Material provided:

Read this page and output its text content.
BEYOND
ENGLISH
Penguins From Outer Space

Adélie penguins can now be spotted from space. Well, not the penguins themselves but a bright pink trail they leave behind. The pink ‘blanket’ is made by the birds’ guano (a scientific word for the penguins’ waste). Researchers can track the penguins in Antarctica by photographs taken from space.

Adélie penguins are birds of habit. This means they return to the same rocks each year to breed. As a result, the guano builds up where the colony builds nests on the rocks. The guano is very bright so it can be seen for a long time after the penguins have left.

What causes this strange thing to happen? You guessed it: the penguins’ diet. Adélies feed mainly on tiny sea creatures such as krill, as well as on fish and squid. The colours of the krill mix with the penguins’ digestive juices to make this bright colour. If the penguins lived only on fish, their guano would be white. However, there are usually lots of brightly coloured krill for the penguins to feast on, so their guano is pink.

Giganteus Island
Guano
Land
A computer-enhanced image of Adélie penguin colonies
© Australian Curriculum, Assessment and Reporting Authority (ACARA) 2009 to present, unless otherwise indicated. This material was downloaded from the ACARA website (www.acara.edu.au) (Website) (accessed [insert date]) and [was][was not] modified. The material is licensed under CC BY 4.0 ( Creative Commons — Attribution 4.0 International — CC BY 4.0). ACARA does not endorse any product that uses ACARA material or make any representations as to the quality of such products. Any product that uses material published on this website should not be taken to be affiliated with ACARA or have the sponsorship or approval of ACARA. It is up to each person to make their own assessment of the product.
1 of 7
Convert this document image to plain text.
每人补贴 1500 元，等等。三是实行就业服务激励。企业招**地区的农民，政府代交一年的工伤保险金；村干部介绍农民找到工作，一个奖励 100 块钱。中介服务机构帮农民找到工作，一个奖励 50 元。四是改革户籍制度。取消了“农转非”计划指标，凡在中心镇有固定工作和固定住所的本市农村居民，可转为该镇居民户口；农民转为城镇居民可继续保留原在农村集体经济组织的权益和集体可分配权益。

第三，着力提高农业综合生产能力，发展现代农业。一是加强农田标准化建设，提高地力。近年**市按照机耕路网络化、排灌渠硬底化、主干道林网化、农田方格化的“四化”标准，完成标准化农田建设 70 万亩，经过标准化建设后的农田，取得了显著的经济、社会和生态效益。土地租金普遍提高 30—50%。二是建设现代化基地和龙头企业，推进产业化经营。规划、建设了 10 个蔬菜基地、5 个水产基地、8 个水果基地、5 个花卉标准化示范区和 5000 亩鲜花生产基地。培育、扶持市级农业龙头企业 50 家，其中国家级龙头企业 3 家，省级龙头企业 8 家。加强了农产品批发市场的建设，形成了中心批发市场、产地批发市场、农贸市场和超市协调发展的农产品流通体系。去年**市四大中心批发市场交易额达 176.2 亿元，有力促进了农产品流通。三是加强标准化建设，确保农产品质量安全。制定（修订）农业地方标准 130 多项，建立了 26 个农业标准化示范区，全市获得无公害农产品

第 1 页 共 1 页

Exercise instructions: Give the count of lines in the records that contain "birds", and no other text.

Finished answer: 2